_Directions_
"司法这三项大权中的任何一项权力都要受到另外两项权力的制约" appears in how many lines of the entries? State only the number.

_Record extracts_
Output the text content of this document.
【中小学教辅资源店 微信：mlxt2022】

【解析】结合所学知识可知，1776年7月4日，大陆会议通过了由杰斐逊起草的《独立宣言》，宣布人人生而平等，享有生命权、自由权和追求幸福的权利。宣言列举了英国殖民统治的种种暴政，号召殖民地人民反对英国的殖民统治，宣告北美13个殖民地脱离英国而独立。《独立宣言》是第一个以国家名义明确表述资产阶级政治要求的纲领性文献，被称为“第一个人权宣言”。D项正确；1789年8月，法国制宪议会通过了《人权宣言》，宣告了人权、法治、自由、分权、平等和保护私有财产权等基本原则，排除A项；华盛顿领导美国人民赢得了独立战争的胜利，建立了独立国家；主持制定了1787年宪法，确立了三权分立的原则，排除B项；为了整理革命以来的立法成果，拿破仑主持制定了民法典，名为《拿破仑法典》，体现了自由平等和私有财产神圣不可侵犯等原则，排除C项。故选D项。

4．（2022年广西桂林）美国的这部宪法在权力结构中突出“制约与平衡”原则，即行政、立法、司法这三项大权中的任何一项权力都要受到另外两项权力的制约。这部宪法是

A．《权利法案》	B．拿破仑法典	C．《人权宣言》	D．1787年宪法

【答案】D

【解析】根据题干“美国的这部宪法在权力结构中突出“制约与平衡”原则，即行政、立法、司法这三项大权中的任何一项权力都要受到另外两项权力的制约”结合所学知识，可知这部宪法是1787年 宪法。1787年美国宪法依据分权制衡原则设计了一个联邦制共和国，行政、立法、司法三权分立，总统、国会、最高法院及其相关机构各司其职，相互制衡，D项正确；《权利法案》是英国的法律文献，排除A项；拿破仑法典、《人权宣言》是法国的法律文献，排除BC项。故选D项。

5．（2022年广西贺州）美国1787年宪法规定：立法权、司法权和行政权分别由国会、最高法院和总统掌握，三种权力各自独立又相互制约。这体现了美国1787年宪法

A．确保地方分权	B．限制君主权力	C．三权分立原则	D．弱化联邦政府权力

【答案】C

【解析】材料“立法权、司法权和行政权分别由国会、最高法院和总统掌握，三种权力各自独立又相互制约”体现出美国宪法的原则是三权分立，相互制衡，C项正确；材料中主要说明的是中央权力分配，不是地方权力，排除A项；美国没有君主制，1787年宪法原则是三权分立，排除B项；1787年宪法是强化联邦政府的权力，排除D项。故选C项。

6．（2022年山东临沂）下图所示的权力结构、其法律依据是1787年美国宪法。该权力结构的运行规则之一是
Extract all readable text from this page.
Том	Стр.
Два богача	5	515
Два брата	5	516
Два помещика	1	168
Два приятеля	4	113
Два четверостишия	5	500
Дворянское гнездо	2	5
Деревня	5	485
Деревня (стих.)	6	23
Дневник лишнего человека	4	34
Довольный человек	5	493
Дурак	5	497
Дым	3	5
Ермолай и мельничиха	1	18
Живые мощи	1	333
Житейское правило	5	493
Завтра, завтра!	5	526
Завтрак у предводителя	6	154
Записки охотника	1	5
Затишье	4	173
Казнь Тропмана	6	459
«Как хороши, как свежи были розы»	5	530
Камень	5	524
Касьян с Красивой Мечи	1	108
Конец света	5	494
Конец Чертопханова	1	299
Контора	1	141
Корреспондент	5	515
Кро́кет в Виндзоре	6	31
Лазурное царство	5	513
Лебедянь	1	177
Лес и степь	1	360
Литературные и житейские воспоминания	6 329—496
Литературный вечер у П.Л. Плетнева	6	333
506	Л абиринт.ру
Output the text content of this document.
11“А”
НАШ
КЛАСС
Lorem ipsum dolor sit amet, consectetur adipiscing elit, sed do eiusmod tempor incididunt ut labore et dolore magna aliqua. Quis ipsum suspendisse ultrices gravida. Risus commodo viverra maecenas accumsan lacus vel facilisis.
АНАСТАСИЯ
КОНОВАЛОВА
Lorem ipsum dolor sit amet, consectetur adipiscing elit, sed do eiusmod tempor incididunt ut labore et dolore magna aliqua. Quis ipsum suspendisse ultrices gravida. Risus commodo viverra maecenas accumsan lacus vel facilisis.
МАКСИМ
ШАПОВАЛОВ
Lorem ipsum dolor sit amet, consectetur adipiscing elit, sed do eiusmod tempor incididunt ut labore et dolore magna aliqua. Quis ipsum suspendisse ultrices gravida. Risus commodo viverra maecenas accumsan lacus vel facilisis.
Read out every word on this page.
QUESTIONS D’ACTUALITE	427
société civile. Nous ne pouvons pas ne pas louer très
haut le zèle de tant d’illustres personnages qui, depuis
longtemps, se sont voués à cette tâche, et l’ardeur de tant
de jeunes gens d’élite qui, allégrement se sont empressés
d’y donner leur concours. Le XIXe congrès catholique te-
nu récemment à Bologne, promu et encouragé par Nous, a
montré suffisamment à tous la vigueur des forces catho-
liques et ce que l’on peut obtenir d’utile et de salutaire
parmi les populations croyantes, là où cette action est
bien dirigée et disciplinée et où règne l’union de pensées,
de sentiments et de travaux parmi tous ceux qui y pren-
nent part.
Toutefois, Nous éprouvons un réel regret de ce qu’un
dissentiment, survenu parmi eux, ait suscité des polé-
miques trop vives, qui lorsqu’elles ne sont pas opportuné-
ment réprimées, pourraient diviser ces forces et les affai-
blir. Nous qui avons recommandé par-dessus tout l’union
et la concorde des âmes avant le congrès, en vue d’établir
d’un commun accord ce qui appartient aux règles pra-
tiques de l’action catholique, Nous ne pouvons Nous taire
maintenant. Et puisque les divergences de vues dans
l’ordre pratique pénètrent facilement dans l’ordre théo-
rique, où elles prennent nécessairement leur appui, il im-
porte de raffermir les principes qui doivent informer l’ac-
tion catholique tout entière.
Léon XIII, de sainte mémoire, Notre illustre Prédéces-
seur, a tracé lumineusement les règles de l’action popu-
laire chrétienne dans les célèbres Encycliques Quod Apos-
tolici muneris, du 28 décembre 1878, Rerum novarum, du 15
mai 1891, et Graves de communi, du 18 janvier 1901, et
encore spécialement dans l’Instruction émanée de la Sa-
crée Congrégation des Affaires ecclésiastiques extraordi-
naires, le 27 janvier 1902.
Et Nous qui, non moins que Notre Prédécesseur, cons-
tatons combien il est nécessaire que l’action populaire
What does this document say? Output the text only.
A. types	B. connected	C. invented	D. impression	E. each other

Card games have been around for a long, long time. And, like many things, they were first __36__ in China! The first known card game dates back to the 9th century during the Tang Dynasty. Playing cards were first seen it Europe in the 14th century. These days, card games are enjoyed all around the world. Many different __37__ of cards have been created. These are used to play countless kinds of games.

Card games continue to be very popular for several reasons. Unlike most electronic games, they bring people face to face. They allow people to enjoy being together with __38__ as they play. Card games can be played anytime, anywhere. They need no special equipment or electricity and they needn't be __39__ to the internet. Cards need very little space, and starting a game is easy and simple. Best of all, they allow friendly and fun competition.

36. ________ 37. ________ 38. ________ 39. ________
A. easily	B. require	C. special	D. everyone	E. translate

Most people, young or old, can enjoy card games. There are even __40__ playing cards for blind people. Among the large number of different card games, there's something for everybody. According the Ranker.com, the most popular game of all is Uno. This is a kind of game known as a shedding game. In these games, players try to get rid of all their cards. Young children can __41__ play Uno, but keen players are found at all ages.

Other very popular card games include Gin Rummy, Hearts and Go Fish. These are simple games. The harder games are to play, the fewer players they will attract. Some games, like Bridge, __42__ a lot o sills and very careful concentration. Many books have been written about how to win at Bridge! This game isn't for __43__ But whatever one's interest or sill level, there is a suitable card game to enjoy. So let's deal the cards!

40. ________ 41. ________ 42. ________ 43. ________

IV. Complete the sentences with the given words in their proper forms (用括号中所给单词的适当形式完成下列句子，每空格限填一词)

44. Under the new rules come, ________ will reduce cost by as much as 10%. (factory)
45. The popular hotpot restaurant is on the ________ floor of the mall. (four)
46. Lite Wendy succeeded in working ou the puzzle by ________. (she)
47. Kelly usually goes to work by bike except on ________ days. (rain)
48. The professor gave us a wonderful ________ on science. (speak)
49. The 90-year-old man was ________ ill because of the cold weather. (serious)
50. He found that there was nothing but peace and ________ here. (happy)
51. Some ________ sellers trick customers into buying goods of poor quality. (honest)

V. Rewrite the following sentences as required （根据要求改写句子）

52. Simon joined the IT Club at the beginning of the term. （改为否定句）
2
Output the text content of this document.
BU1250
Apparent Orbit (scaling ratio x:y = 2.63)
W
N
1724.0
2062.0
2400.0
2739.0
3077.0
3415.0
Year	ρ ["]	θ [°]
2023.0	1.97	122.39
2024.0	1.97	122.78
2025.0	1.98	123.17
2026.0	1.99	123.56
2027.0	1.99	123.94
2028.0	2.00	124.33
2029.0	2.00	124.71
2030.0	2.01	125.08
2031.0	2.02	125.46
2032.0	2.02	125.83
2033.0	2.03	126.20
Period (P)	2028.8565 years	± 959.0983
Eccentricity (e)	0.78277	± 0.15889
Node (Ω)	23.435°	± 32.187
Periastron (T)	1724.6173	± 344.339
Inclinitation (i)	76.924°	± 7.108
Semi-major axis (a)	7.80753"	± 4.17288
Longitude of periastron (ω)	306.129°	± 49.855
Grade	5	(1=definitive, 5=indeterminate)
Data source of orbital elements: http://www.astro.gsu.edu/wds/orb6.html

_Answer to this exercise_
2